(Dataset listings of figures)
----------------

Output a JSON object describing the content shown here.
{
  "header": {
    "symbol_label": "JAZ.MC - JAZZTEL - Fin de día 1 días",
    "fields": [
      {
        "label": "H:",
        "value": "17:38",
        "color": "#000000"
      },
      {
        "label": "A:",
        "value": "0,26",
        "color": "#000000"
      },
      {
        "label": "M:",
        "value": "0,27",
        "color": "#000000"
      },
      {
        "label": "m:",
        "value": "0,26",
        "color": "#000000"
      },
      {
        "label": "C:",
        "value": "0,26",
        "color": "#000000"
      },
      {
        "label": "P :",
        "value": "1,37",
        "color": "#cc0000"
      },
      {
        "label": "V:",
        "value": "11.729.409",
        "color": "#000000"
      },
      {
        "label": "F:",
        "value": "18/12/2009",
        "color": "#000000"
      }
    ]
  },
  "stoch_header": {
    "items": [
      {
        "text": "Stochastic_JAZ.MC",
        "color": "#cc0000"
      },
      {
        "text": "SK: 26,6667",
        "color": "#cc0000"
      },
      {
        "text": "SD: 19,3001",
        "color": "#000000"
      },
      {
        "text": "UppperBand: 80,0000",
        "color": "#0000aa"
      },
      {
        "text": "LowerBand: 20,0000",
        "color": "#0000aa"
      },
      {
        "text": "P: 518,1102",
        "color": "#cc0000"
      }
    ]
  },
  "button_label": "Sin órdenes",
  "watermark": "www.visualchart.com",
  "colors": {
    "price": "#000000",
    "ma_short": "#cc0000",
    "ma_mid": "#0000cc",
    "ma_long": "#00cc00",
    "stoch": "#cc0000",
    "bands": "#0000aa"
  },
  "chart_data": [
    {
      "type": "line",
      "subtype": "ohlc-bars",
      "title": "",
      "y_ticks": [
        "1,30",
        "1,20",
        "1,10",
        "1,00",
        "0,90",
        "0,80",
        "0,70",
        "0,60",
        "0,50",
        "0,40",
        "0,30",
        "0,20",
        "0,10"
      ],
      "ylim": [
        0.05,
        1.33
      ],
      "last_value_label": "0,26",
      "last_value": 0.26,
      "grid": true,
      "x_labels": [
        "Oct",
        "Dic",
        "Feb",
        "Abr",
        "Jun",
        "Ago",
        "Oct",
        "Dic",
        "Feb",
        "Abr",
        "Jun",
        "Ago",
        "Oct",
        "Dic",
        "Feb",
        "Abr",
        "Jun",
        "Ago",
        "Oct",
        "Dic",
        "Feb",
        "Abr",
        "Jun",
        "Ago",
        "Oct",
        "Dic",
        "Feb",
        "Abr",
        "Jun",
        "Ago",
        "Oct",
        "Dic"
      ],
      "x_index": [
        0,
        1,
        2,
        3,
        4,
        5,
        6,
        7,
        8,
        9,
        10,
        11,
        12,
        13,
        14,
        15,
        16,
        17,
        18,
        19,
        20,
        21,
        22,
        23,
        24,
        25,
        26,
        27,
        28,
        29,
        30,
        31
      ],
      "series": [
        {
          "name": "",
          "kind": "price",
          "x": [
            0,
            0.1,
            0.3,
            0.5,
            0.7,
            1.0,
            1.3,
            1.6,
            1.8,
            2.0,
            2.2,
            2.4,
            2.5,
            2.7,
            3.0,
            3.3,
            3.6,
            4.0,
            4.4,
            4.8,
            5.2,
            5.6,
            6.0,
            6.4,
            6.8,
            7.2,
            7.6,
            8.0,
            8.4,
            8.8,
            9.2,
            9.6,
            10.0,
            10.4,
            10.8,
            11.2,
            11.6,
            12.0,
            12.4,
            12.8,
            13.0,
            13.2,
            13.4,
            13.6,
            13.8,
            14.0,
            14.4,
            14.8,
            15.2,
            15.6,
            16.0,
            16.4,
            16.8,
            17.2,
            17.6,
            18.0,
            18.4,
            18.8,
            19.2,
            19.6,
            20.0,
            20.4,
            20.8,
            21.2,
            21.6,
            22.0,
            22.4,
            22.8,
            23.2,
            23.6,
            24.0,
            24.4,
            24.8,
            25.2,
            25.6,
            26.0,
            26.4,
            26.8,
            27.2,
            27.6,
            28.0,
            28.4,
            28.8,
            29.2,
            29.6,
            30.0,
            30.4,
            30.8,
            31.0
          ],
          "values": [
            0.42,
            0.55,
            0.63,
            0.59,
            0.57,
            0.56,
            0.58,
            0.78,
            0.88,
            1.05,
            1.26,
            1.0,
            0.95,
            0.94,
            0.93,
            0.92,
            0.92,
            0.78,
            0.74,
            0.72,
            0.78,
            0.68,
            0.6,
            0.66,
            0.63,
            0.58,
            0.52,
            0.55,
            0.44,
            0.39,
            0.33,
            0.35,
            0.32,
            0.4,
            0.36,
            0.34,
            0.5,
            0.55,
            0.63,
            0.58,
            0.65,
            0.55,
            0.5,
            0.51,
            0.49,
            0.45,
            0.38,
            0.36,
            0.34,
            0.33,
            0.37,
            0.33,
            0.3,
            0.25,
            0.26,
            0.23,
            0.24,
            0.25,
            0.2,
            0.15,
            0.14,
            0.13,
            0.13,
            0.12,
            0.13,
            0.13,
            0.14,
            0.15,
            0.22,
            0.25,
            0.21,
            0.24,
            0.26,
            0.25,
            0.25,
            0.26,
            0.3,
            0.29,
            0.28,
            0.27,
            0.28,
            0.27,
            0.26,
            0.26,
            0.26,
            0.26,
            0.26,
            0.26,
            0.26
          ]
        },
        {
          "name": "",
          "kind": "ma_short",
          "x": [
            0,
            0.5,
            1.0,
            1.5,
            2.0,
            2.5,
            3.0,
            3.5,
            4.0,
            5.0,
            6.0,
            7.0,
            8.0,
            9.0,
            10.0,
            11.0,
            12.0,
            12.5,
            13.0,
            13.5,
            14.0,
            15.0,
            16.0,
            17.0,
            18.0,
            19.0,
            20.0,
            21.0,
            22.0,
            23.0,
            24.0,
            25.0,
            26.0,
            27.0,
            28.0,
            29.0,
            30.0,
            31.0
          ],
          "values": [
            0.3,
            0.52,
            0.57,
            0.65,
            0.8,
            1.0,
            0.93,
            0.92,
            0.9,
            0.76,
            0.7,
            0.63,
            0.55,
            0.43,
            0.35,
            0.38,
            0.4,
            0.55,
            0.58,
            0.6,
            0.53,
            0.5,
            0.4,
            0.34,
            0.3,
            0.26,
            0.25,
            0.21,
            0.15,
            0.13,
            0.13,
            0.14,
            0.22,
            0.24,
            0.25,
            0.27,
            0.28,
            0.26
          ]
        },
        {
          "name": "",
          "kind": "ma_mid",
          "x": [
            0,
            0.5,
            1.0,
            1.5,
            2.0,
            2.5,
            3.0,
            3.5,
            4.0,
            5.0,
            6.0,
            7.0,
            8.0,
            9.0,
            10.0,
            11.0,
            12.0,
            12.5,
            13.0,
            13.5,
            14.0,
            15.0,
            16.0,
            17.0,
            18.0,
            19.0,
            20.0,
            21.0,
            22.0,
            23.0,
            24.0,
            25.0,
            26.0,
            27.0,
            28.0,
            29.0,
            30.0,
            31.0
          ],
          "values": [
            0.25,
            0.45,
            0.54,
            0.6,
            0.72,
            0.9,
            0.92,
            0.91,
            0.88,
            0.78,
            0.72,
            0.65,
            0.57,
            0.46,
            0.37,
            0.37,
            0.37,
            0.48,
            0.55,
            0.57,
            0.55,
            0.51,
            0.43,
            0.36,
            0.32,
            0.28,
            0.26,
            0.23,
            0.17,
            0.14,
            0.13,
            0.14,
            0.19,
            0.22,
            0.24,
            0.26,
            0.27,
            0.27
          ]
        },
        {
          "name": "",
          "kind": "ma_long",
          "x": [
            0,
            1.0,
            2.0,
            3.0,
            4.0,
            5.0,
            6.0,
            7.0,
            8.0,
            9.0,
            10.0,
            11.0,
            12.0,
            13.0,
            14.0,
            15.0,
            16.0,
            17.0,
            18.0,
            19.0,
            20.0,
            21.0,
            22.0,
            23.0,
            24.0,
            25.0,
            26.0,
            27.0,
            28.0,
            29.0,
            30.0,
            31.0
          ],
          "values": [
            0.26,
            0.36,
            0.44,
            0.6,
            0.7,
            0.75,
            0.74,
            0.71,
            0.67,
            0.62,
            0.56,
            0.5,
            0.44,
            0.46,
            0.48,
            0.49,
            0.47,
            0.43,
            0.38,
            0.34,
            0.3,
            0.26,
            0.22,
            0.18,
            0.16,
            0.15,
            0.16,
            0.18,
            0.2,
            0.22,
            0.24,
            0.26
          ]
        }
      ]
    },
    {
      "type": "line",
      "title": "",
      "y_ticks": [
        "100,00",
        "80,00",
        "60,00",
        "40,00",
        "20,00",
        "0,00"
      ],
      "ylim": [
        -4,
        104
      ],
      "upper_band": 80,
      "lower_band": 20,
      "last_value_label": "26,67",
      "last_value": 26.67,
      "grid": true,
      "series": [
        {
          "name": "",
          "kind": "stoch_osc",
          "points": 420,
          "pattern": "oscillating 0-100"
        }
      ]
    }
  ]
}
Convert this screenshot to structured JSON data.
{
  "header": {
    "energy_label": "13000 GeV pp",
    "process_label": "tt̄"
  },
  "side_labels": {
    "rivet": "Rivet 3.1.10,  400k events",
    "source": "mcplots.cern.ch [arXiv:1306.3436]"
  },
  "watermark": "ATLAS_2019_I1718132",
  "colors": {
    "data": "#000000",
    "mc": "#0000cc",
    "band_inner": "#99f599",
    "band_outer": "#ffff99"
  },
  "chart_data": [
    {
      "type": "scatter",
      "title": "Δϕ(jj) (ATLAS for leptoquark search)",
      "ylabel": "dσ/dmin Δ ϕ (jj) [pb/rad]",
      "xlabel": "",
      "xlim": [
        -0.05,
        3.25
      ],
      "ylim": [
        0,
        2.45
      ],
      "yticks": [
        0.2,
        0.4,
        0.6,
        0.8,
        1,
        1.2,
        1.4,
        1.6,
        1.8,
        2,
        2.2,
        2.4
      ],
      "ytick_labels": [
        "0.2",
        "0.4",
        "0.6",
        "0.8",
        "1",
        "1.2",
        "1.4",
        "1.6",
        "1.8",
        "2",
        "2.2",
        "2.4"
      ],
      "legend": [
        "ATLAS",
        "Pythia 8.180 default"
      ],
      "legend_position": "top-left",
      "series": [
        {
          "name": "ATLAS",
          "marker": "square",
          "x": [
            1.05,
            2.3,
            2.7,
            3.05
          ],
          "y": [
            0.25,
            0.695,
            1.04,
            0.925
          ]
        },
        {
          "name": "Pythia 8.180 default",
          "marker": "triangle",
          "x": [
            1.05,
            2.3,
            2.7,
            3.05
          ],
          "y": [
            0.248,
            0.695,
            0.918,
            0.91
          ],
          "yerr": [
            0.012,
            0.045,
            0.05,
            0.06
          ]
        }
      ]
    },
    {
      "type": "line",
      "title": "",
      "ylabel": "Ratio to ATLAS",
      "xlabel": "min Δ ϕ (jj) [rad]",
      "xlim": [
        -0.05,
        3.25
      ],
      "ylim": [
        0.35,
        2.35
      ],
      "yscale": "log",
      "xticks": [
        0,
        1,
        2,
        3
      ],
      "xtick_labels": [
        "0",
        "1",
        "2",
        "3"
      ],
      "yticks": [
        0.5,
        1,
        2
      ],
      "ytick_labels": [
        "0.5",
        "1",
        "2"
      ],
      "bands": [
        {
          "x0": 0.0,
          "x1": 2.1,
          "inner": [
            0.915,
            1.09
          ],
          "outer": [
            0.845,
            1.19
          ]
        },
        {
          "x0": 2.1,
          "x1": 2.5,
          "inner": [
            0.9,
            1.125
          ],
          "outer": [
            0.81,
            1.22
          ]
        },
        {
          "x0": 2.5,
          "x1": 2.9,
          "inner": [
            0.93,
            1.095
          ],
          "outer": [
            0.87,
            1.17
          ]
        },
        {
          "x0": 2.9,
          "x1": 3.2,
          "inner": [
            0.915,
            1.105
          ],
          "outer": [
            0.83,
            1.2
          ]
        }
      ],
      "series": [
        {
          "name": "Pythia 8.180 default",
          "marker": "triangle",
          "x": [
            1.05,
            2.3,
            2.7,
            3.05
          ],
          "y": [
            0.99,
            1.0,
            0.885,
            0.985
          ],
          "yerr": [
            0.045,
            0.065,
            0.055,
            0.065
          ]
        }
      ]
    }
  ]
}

----------------

In the data above, count the lines where the word "text" appears; reply with the number only.

* **The result**:
6